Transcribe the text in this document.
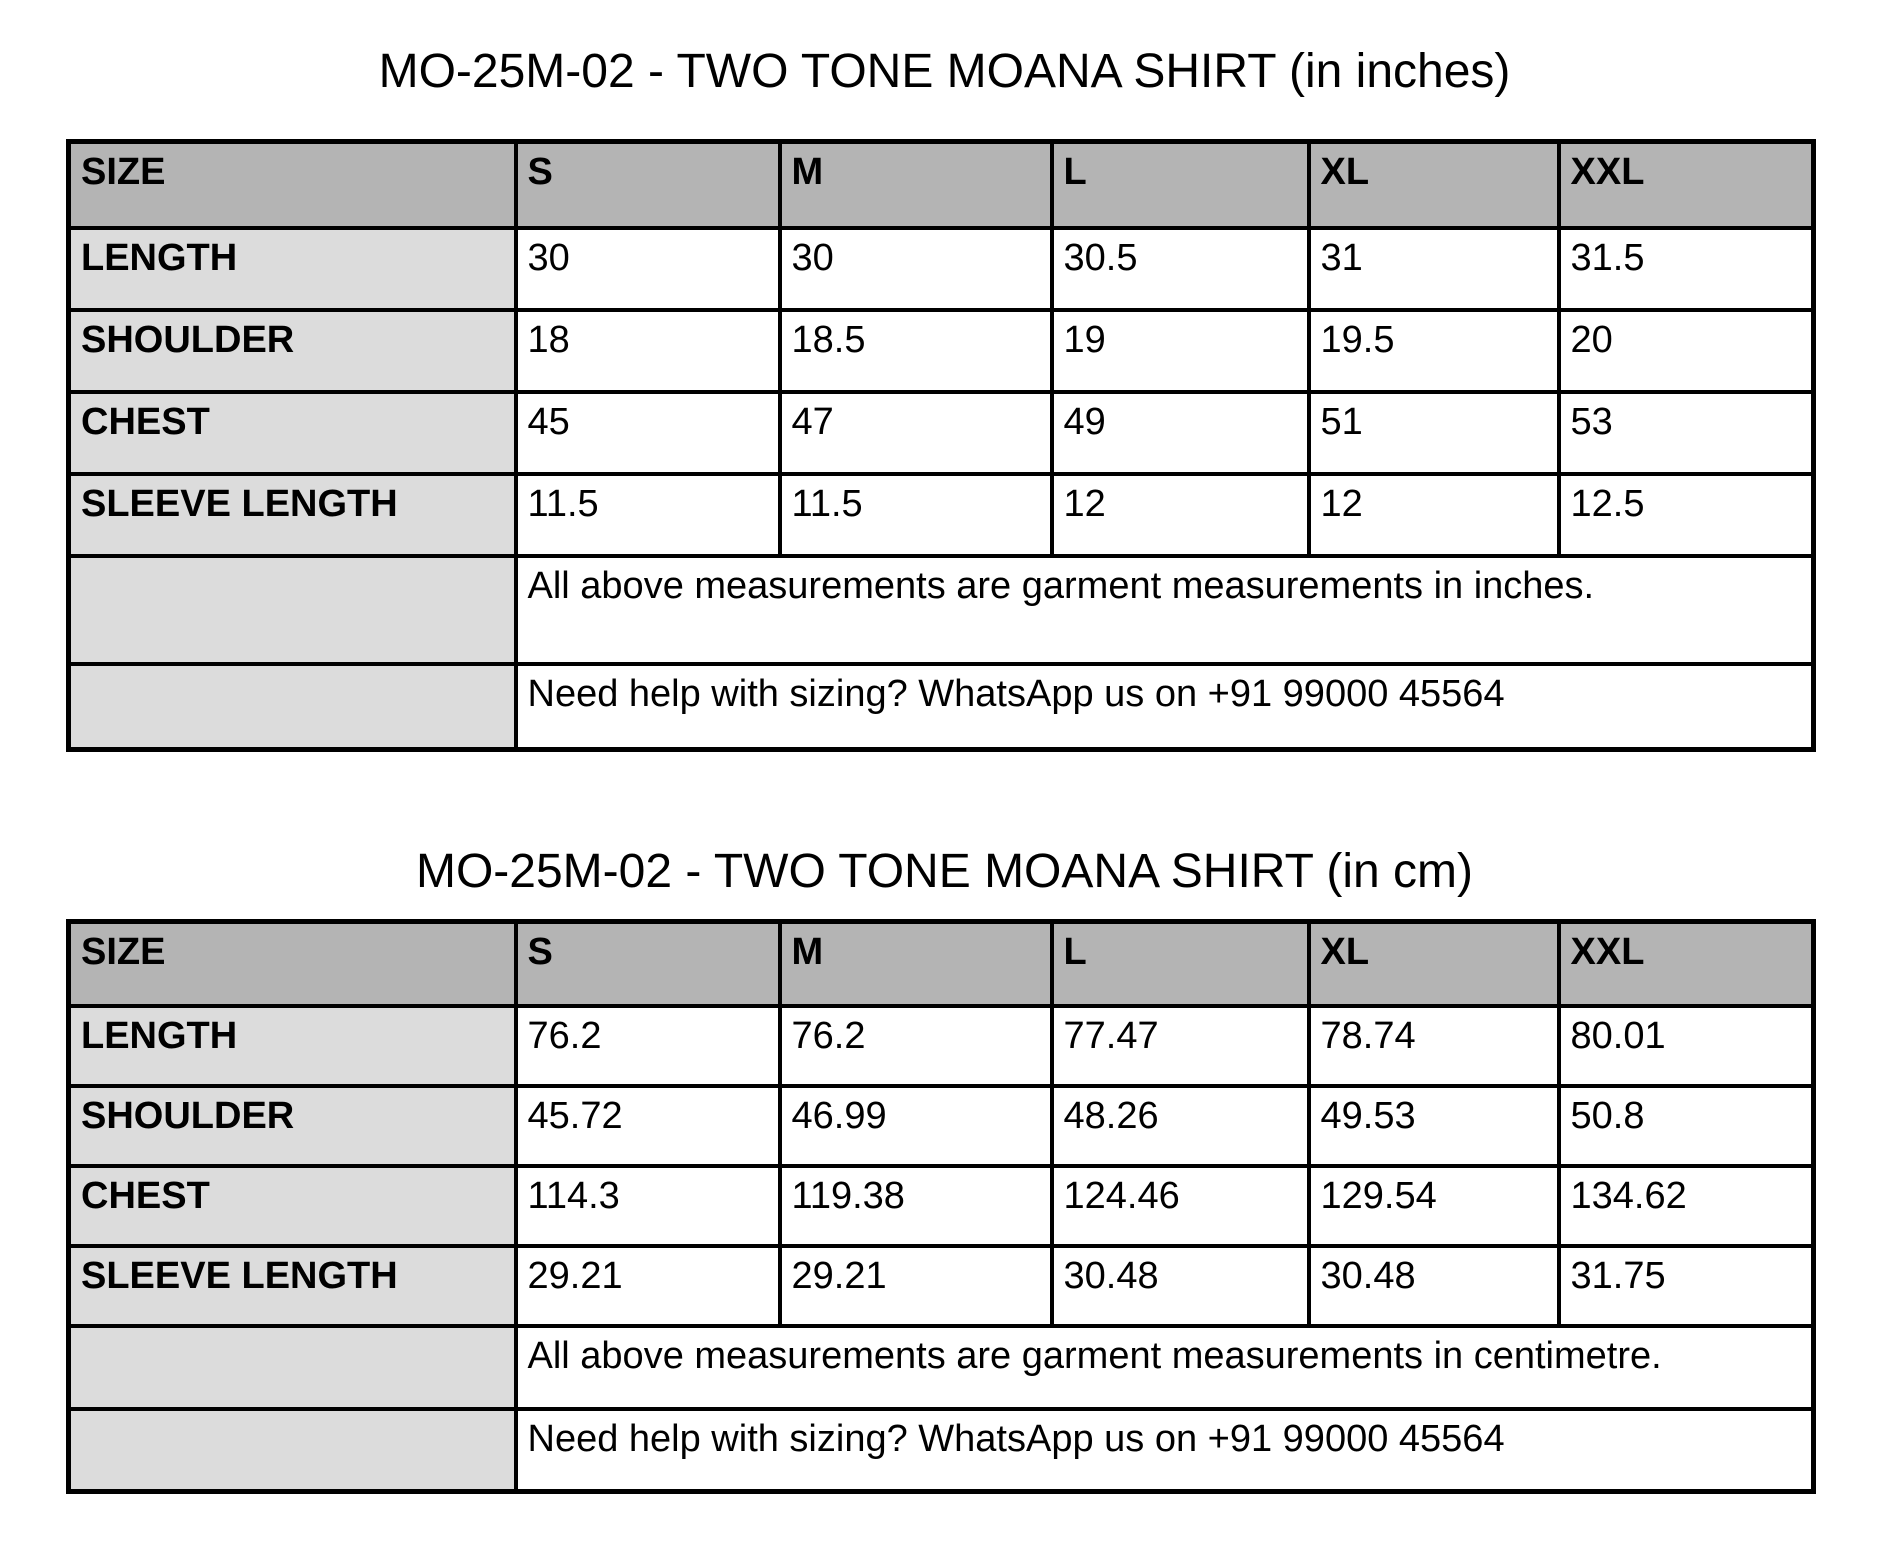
MO-25M-02 - TWO TONE MOANA SHIRT (in inches)
SIZE	S	M	L	XL	XXL
LENGTH	30	30	30.5	31	31.5
SHOULDER	18	18.5	19	19.5	20
CHEST	45	47	49	51	53
SLEEVE LENGTH	11.5	11.5	12	12	12.5
	All above measurements are garment measurements in inches.				
	Need help with sizing? WhatsApp us on +91 99000 45564				
MO-25M-02 - TWO TONE MOANA SHIRT (in cm)
SIZE	S	M	L	XL	XXL
LENGTH	76.2	76.2	77.47	78.74	80.01
SHOULDER	45.72	46.99	48.26	49.53	50.8
CHEST	114.3	119.38	124.46	129.54	134.62
SLEEVE LENGTH	29.21	29.21	30.48	30.48	31.75
	All above measurements are garment measurements in centimetre.				
	Need help with sizing? WhatsApp us on +91 99000 45564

_Given request_. Transcribe the preceding listing in its entirety and with exact wording, leaving out pictures.

_Solution below_.
Transcribe the text in this document.
MO-25M-02 - TWO TONE MOANA SHIRT (in inches)
SIZE	S	M	L	XL	XXL
LENGTH	30	30	30.5	31	31.5
SHOULDER	18	18.5	19	19.5	20
CHEST	45	47	49	51	53
SLEEVE LENGTH	11.5	11.5	12	12	12.5
	All above measurements are garment measurements in inches.				
	Need help with sizing? WhatsApp us on +91 99000 45564				
MO-25M-02 - TWO TONE MOANA SHIRT (in cm)
SIZE	S	M	L	XL	XXL
LENGTH	76.2	76.2	77.47	78.74	80.01
SHOULDER	45.72	46.99	48.26	49.53	50.8
CHEST	114.3	119.38	124.46	129.54	134.62
SLEEVE LENGTH	29.21	29.21	30.48	30.48	31.75
	All above measurements are garment measurements in centimetre.				
	Need help with sizing? WhatsApp us on +91 99000 45564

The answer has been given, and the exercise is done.